**Challenge:**
Scan the lines and state how many carry "badge". Leave out everything but the number.

Dataset records

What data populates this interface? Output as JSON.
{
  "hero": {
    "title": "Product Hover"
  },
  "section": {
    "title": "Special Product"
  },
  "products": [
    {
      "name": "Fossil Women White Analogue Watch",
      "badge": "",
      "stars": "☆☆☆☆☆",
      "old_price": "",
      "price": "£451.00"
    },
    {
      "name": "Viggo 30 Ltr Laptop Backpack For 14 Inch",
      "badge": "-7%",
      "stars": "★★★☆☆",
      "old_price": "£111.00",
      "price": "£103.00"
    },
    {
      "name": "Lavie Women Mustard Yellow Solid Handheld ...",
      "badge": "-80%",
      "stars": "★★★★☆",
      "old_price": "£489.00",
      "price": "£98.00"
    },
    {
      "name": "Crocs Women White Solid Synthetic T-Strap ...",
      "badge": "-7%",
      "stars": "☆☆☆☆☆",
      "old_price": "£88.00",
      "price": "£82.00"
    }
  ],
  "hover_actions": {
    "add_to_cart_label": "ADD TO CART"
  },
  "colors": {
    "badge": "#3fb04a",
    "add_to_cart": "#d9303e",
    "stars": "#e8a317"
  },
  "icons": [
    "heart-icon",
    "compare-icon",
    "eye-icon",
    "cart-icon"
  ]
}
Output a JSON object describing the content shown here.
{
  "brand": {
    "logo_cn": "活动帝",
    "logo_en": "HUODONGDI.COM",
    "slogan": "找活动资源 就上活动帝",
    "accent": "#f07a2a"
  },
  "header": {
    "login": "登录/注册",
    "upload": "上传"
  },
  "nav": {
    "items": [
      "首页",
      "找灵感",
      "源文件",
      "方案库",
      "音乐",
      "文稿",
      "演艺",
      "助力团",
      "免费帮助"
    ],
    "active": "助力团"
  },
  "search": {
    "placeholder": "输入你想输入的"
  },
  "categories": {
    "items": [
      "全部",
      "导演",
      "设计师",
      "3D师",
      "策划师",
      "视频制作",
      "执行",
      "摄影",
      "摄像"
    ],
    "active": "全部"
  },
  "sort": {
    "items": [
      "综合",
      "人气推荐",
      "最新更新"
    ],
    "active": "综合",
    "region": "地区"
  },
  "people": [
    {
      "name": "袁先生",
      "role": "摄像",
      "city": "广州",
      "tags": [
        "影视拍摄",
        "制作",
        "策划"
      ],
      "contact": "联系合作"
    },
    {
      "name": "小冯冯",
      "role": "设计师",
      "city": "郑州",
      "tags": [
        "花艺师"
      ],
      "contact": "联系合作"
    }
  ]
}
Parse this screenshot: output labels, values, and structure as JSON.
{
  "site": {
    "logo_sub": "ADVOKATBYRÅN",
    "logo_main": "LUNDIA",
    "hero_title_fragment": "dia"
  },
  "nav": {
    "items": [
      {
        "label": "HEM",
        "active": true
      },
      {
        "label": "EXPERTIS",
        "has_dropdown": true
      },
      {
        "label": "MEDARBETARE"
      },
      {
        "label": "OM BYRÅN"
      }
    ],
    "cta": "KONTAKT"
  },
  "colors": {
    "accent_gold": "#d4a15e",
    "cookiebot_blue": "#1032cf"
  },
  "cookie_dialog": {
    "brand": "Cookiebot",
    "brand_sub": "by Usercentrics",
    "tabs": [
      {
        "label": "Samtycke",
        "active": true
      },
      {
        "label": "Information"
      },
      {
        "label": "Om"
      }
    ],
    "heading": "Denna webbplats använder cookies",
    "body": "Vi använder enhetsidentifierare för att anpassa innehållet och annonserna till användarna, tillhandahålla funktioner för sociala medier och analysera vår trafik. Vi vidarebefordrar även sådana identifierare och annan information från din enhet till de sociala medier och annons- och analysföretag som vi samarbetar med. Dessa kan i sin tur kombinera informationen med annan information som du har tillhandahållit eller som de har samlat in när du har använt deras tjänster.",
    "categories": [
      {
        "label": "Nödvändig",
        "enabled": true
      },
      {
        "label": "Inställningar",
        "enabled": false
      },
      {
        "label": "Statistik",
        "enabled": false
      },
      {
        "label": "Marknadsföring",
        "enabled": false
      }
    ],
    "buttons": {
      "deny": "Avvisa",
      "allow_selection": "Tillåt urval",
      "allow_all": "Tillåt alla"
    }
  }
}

**Exercise output:**
5